Extract every entry word for word.
┄┄┄┄┄┄┄┄┄┄┄┄┄┄┄┄┄┄┄┄
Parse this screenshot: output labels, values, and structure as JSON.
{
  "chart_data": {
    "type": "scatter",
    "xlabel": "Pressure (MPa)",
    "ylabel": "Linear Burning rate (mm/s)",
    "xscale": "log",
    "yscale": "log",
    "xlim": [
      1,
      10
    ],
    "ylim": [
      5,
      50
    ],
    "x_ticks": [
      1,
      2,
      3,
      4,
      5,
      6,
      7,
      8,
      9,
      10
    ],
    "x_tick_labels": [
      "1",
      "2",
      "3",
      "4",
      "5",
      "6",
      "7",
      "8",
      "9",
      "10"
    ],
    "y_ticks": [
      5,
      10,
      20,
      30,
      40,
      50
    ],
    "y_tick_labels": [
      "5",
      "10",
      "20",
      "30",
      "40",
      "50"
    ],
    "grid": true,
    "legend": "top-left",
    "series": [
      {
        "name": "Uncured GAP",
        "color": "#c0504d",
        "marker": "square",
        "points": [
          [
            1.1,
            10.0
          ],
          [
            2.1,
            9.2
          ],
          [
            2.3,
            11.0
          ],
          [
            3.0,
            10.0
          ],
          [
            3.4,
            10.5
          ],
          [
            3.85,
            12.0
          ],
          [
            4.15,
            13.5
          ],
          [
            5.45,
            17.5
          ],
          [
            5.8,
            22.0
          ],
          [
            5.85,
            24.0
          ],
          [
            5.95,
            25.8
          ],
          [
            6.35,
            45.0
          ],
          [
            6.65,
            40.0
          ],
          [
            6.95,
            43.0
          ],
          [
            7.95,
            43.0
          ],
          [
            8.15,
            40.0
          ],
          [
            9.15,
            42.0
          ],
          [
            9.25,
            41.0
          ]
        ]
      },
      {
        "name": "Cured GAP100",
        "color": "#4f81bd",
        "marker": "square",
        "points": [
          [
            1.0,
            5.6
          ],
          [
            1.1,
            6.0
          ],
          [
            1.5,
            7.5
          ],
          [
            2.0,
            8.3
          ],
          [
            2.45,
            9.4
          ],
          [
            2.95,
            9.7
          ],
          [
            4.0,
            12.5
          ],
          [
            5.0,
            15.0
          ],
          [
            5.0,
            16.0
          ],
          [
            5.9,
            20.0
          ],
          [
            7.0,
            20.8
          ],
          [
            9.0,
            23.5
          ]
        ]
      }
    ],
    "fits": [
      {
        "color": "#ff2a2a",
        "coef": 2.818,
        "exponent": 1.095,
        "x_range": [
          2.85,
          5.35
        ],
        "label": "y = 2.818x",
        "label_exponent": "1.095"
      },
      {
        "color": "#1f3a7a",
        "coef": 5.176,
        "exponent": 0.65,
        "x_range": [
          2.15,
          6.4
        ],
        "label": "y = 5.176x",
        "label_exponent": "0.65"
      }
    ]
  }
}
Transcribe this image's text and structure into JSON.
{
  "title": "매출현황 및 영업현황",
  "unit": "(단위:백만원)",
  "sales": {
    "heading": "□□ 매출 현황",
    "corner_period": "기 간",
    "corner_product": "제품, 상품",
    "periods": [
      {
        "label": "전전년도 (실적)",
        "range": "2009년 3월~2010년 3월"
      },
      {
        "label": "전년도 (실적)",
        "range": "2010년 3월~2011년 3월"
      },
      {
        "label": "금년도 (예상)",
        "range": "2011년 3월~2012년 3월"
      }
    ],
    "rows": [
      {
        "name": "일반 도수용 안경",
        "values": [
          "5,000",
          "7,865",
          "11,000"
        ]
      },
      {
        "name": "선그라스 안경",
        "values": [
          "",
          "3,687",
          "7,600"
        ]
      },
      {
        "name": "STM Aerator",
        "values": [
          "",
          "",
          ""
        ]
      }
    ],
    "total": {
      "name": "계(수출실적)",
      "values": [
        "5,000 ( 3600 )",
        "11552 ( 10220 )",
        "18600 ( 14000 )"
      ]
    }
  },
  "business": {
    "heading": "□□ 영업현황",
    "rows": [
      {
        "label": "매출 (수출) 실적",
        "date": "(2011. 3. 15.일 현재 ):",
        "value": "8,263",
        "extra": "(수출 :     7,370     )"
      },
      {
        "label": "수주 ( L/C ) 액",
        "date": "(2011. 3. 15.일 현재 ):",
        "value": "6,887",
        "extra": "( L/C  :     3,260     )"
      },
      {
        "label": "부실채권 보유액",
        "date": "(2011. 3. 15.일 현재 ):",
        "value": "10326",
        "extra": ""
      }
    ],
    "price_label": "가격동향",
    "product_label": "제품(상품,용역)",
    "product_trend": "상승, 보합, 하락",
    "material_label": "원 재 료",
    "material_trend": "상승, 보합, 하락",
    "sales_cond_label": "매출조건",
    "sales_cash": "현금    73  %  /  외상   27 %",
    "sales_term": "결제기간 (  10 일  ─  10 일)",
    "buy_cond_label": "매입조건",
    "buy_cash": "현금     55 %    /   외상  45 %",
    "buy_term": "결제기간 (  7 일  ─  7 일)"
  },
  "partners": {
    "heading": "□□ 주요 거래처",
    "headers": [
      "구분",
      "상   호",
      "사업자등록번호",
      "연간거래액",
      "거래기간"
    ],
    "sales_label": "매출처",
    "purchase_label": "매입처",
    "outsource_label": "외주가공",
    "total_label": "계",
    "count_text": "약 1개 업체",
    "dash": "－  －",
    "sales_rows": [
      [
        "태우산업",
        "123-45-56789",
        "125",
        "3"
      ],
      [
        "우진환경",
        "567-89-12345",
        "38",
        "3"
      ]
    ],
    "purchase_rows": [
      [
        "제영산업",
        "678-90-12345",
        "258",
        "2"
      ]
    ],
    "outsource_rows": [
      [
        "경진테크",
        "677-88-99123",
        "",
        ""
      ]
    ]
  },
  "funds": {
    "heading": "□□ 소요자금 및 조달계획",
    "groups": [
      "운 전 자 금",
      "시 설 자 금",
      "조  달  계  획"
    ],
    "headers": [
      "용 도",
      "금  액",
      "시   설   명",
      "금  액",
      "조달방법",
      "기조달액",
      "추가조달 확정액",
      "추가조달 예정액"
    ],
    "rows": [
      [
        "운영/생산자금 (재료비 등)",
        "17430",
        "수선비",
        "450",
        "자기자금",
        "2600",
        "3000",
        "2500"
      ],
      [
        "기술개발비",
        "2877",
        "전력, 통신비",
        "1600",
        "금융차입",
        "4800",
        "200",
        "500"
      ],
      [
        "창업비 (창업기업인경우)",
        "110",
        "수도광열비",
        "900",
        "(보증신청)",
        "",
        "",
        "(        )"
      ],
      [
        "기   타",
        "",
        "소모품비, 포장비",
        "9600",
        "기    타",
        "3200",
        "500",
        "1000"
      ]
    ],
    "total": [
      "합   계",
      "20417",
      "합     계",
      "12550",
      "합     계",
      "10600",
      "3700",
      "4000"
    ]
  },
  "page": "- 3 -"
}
┄┄┄┄┄┄┄┄┄┄┄┄┄┄┄┄┄┄┄┄
Exercise response>
Parse this screenshot: output labels, values, and structure as JSON.
{
  "chart_data": {
    "type": "scatter",
    "xlabel": "Pressure (MPa)",
    "ylabel": "Linear Burning rate (mm/s)",
    "xscale": "log",
    "yscale": "log",
    "xlim": [
      1,
      10
    ],
    "ylim": [
      5,
      50
    ],
    "x_ticks": [
      1,
      2,
      3,
      4,
      5,
      6,
      7,
      8,
      9,
      10
    ],
    "x_tick_labels": [
      "1",
      "2",
      "3",
      "4",
      "5",
      "6",
      "7",
      "8",
      "9",
      "10"
    ],
    "y_ticks": [
      5,
      10,
      20,
      30,
      40,
      50
    ],
    "y_tick_labels": [
      "5",
      "10",
      "20",
      "30",
      "40",
      "50"
    ],
    "grid": true,
    "legend": "top-left",
    "series": [
      {
        "name": "Uncured GAP",
        "color": "#c0504d",
        "marker": "square",
        "points": [
          [
            1.1,
            10.0
          ],
          [
            2.1,
            9.2
          ],
          [
            2.3,
            11.0
          ],
          [
            3.0,
            10.0
          ],
          [
            3.4,
            10.5
          ],
          [
            3.85,
            12.0
          ],
          [
            4.15,
            13.5
          ],
          [
            5.45,
            17.5
          ],
          [
            5.8,
            22.0
          ],
          [
            5.85,
            24.0
          ],
          [
            5.95,
            25.8
          ],
          [
            6.35,
            45.0
          ],
          [
            6.65,
            40.0
          ],
          [
            6.95,
            43.0
          ],
          [
            7.95,
            43.0
          ],
          [
            8.15,
            40.0
          ],
          [
            9.15,
            42.0
          ],
          [
            9.25,
            41.0
          ]
        ]
      },
      {
        "name": "Cured GAP100",
        "color": "#4f81bd",
        "marker": "square",
        "points": [
          [
            1.0,
            5.6
          ],
          [
            1.1,
            6.0
          ],
          [
            1.5,
            7.5
          ],
          [
            2.0,
            8.3
          ],
          [
            2.45,
            9.4
          ],
          [
            2.95,
            9.7
          ],
          [
            4.0,
            12.5
          ],
          [
            5.0,
            15.0
          ],
          [
            5.0,
            16.0
          ],
          [
            5.9,
            20.0
          ],
          [
            7.0,
            20.8
          ],
          [
            9.0,
            23.5
          ]
        ]
      }
    ],
    "fits": [
      {
        "color": "#ff2a2a",
        "coef": 2.818,
        "exponent": 1.095,
        "x_range": [
          2.85,
          5.35
        ],
        "label": "y = 2.818x",
        "label_exponent": "1.095"
      },
      {
        "color": "#1f3a7a",
        "coef": 5.176,
        "exponent": 0.65,
        "x_range": [
          2.15,
          6.4
        ],
        "label": "y = 5.176x",
        "label_exponent": "0.65"
      }
    ]
  }
}
Transcribe this image's text and structure into JSON.
{
  "title": "매출현황 및 영업현황",
  "unit": "(단위:백만원)",
  "sales": {
    "heading": "□□ 매출 현황",
    "corner_period": "기 간",
    "corner_product": "제품, 상품",
    "periods": [
      {
        "label": "전전년도 (실적)",
        "range": "2009년 3월~2010년 3월"
      },
      {
        "label": "전년도 (실적)",
        "range": "2010년 3월~2011년 3월"
      },
      {
        "label": "금년도 (예상)",
        "range": "2011년 3월~2012년 3월"
      }
    ],
    "rows": [
      {
        "name": "일반 도수용 안경",
        "values": [
          "5,000",
          "7,865",
          "11,000"
        ]
      },
      {
        "name": "선그라스 안경",
        "values": [
          "",
          "3,687",
          "7,600"
        ]
      },
      {
        "name": "STM Aerator",
        "values": [
          "",
          "",
          ""
        ]
      }
    ],
    "total": {
      "name": "계(수출실적)",
      "values": [
        "5,000 ( 3600 )",
        "11552 ( 10220 )",
        "18600 ( 14000 )"
      ]
    }
  },
  "business": {
    "heading": "□□ 영업현황",
    "rows": [
      {
        "label": "매출 (수출) 실적",
        "date": "(2011. 3. 15.일 현재 ):",
        "value": "8,263",
        "extra": "(수출 :     7,370     )"
      },
      {
        "label": "수주 ( L/C ) 액",
        "date": "(2011. 3. 15.일 현재 ):",
        "value": "6,887",
        "extra": "( L/C  :     3,260     )"
      },
      {
        "label": "부실채권 보유액",
        "date": "(2011. 3. 15.일 현재 ):",
        "value": "10326",
        "extra": ""
      }
    ],
    "price_label": "가격동향",
    "product_label": "제품(상품,용역)",
    "product_trend": "상승, 보합, 하락",
    "material_label": "원 재 료",
    "material_trend": "상승, 보합, 하락",
    "sales_cond_label": "매출조건",
    "sales_cash": "현금    73  %  /  외상   27 %",
    "sales_term": "결제기간 (  10 일  ─  10 일)",
    "buy_cond_label": "매입조건",
    "buy_cash": "현금     55 %    /   외상  45 %",
    "buy_term": "결제기간 (  7 일  ─  7 일)"
  },
  "partners": {
    "heading": "□□ 주요 거래처",
    "headers": [
      "구분",
      "상   호",
      "사업자등록번호",
      "연간거래액",
      "거래기간"
    ],
    "sales_label": "매출처",
    "purchase_label": "매입처",
    "outsource_label": "외주가공",
    "total_label": "계",
    "count_text": "약 1개 업체",
    "dash": "－  －",
    "sales_rows": [
      [
        "태우산업",
        "123-45-56789",
        "125",
        "3"
      ],
      [
        "우진환경",
        "567-89-12345",
        "38",
        "3"
      ]
    ],
    "purchase_rows": [
      [
        "제영산업",
        "678-90-12345",
        "258",
        "2"
      ]
    ],
    "outsource_rows": [
      [
        "경진테크",
        "677-88-99123",
        "",
        ""
      ]
    ]
  },
  "funds": {
    "heading": "□□ 소요자금 및 조달계획",
    "groups": [
      "운 전 자 금",
      "시 설 자 금",
      "조  달  계  획"
    ],
    "headers": [
      "용 도",
      "금  액",
      "시   설   명",
      "금  액",
      "조달방법",
      "기조달액",
      "추가조달 확정액",
      "추가조달 예정액"
    ],
    "rows": [
      [
        "운영/생산자금 (재료비 등)",
        "17430",
        "수선비",
        "450",
        "자기자금",
        "2600",
        "3000",
        "2500"
      ],
      [
        "기술개발비",
        "2877",
        "전력, 통신비",
        "1600",
        "금융차입",
        "4800",
        "200",
        "500"
      ],
      [
        "창업비 (창업기업인경우)",
        "110",
        "수도광열비",
        "900",
        "(보증신청)",
        "",
        "",
        "(        )"
      ],
      [
        "기   타",
        "",
        "소모품비, 포장비",
        "9600",
        "기    타",
        "3200",
        "500",
        "1000"
      ]
    ],
    "total": [
      "합   계",
      "20417",
      "합     계",
      "12550",
      "합     계",
      "10600",
      "3700",
      "4000"
    ]
  },
  "page": "- 3 -"
}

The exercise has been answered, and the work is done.